▽

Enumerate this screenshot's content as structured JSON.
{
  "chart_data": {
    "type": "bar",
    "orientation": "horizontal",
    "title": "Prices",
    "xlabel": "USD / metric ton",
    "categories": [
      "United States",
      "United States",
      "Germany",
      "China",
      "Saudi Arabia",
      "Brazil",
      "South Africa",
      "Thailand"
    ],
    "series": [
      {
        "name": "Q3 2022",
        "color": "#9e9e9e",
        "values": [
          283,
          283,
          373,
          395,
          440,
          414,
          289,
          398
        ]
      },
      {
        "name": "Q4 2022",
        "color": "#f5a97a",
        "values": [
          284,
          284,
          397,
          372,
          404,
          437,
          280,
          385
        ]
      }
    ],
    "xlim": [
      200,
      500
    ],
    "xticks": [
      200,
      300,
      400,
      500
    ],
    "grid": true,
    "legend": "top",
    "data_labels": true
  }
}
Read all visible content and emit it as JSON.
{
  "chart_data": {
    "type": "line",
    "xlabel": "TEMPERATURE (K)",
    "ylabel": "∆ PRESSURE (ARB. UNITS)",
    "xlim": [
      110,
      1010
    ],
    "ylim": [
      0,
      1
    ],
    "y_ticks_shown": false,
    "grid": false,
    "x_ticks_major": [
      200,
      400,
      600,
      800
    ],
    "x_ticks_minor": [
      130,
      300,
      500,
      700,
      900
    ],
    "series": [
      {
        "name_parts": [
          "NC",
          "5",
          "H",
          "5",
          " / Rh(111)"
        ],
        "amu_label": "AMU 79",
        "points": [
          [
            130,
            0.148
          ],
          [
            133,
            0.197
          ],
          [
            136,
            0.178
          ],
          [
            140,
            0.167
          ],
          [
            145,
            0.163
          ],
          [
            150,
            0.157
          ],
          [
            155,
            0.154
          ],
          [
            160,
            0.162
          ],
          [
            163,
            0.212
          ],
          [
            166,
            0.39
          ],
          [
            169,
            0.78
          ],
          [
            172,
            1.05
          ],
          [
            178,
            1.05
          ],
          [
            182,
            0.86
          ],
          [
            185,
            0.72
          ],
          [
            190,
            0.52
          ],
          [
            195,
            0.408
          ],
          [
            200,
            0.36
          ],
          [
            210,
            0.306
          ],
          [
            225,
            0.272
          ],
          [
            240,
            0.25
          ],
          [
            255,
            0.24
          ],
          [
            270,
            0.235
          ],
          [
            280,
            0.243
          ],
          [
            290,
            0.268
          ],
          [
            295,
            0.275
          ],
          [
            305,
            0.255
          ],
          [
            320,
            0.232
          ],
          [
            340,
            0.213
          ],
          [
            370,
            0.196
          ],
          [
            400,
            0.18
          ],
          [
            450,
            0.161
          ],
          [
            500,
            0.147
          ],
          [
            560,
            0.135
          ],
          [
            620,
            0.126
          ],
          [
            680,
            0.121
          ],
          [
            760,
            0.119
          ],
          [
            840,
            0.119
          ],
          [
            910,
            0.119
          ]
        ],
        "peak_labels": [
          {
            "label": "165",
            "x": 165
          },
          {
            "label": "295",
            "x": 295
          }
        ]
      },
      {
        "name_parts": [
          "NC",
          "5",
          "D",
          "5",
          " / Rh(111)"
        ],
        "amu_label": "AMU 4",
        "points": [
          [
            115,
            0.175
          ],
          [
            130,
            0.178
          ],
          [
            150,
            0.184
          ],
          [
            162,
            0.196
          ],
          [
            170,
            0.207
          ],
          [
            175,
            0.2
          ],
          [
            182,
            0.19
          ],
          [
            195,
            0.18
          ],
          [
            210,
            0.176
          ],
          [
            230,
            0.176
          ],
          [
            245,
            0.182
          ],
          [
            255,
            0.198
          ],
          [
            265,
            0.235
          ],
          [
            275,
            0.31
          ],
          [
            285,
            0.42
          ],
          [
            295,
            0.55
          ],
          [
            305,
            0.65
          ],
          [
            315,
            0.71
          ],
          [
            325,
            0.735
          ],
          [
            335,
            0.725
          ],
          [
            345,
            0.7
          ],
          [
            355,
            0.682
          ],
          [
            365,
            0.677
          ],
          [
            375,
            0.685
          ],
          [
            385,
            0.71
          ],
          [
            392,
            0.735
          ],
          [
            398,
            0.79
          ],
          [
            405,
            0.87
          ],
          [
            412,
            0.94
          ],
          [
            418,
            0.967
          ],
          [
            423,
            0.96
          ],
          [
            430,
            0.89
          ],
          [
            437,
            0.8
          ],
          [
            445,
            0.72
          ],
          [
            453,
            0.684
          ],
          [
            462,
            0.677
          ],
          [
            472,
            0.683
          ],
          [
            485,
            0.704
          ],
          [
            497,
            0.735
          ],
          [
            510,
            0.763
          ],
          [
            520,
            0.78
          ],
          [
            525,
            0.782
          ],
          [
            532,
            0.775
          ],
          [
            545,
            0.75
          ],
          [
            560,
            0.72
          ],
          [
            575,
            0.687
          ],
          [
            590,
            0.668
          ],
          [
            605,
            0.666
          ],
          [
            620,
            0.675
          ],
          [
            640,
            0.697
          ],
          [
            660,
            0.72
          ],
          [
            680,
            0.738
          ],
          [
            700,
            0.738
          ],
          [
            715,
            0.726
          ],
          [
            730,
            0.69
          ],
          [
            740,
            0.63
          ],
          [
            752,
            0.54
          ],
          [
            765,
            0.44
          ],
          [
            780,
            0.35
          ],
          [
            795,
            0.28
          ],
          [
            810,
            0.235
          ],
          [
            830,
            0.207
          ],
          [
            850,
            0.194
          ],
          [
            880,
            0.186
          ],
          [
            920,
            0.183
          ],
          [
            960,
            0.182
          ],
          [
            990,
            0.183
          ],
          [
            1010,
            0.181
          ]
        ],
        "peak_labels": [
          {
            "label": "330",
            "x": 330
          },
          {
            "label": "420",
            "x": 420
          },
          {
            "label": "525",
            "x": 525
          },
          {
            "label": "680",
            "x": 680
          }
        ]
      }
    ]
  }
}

△

#### [Prompt]
Output the records exactly, including every line.

#### [Written answer]
Enumerate this screenshot's content as structured JSON.
{
  "chart_data": {
    "type": "bar",
    "orientation": "horizontal",
    "title": "Prices",
    "xlabel": "USD / metric ton",
    "categories": [
      "United States",
      "United States",
      "Germany",
      "China",
      "Saudi Arabia",
      "Brazil",
      "South Africa",
      "Thailand"
    ],
    "series": [
      {
        "name": "Q3 2022",
        "color": "#9e9e9e",
        "values": [
          283,
          283,
          373,
          395,
          440,
          414,
          289,
          398
        ]
      },
      {
        "name": "Q4 2022",
        "color": "#f5a97a",
        "values": [
          284,
          284,
          397,
          372,
          404,
          437,
          280,
          385
        ]
      }
    ],
    "xlim": [
      200,
      500
    ],
    "xticks": [
      200,
      300,
      400,
      500
    ],
    "grid": true,
    "legend": "top",
    "data_labels": true
  }
}
Read all visible content and emit it as JSON.
{
  "chart_data": {
    "type": "line",
    "xlabel": "TEMPERATURE (K)",
    "ylabel": "∆ PRESSURE (ARB. UNITS)",
    "xlim": [
      110,
      1010
    ],
    "ylim": [
      0,
      1
    ],
    "y_ticks_shown": false,
    "grid": false,
    "x_ticks_major": [
      200,
      400,
      600,
      800
    ],
    "x_ticks_minor": [
      130,
      300,
      500,
      700,
      900
    ],
    "series": [
      {
        "name_parts": [
          "NC",
          "5",
          "H",
          "5",
          " / Rh(111)"
        ],
        "amu_label": "AMU 79",
        "points": [
          [
            130,
            0.148
          ],
          [
            133,
            0.197
          ],
          [
            136,
            0.178
          ],
          [
            140,
            0.167
          ],
          [
            145,
            0.163
          ],
          [
            150,
            0.157
          ],
          [
            155,
            0.154
          ],
          [
            160,
            0.162
          ],
          [
            163,
            0.212
          ],
          [
            166,
            0.39
          ],
          [
            169,
            0.78
          ],
          [
            172,
            1.05
          ],
          [
            178,
            1.05
          ],
          [
            182,
            0.86
          ],
          [
            185,
            0.72
          ],
          [
            190,
            0.52
          ],
          [
            195,
            0.408
          ],
          [
            200,
            0.36
          ],
          [
            210,
            0.306
          ],
          [
            225,
            0.272
          ],
          [
            240,
            0.25
          ],
          [
            255,
            0.24
          ],
          [
            270,
            0.235
          ],
          [
            280,
            0.243
          ],
          [
            290,
            0.268
          ],
          [
            295,
            0.275
          ],
          [
            305,
            0.255
          ],
          [
            320,
            0.232
          ],
          [
            340,
            0.213
          ],
          [
            370,
            0.196
          ],
          [
            400,
            0.18
          ],
          [
            450,
            0.161
          ],
          [
            500,
            0.147
          ],
          [
            560,
            0.135
          ],
          [
            620,
            0.126
          ],
          [
            680,
            0.121
          ],
          [
            760,
            0.119
          ],
          [
            840,
            0.119
          ],
          [
            910,
            0.119
          ]
        ],
        "peak_labels": [
          {
            "label": "165",
            "x": 165
          },
          {
            "label": "295",
            "x": 295
          }
        ]
      },
      {
        "name_parts": [
          "NC",
          "5",
          "D",
          "5",
          " / Rh(111)"
        ],
        "amu_label": "AMU 4",
        "points": [
          [
            115,
            0.175
          ],
          [
            130,
            0.178
          ],
          [
            150,
            0.184
          ],
          [
            162,
            0.196
          ],
          [
            170,
            0.207
          ],
          [
            175,
            0.2
          ],
          [
            182,
            0.19
          ],
          [
            195,
            0.18
          ],
          [
            210,
            0.176
          ],
          [
            230,
            0.176
          ],
          [
            245,
            0.182
          ],
          [
            255,
            0.198
          ],
          [
            265,
            0.235
          ],
          [
            275,
            0.31
          ],
          [
            285,
            0.42
          ],
          [
            295,
            0.55
          ],
          [
            305,
            0.65
          ],
          [
            315,
            0.71
          ],
          [
            325,
            0.735
          ],
          [
            335,
            0.725
          ],
          [
            345,
            0.7
          ],
          [
            355,
            0.682
          ],
          [
            365,
            0.677
          ],
          [
            375,
            0.685
          ],
          [
            385,
            0.71
          ],
          [
            392,
            0.735
          ],
          [
            398,
            0.79
          ],
          [
            405,
            0.87
          ],
          [
            412,
            0.94
          ],
          [
            418,
            0.967
          ],
          [
            423,
            0.96
          ],
          [
            430,
            0.89
          ],
          [
            437,
            0.8
          ],
          [
            445,
            0.72
          ],
          [
            453,
            0.684
          ],
          [
            462,
            0.677
          ],
          [
            472,
            0.683
          ],
          [
            485,
            0.704
          ],
          [
            497,
            0.735
          ],
          [
            510,
            0.763
          ],
          [
            520,
            0.78
          ],
          [
            525,
            0.782
          ],
          [
            532,
            0.775
          ],
          [
            545,
            0.75
          ],
          [
            560,
            0.72
          ],
          [
            575,
            0.687
          ],
          [
            590,
            0.668
          ],
          [
            605,
            0.666
          ],
          [
            620,
            0.675
          ],
          [
            640,
            0.697
          ],
          [
            660,
            0.72
          ],
          [
            680,
            0.738
          ],
          [
            700,
            0.738
          ],
          [
            715,
            0.726
          ],
          [
            730,
            0.69
          ],
          [
            740,
            0.63
          ],
          [
            752,
            0.54
          ],
          [
            765,
            0.44
          ],
          [
            780,
            0.35
          ],
          [
            795,
            0.28
          ],
          [
            810,
            0.235
          ],
          [
            830,
            0.207
          ],
          [
            850,
            0.194
          ],
          [
            880,
            0.186
          ],
          [
            920,
            0.183
          ],
          [
            960,
            0.182
          ],
          [
            990,
            0.183
          ],
          [
            1010,
            0.181
          ]
        ],
        "peak_labels": [
          {
            "label": "330",
            "x": 330
          },
          {
            "label": "420",
            "x": 420
          },
          {
            "label": "525",
            "x": 525
          },
          {
            "label": "680",
            "x": 680
          }
        ]
      }
    ]
  }
}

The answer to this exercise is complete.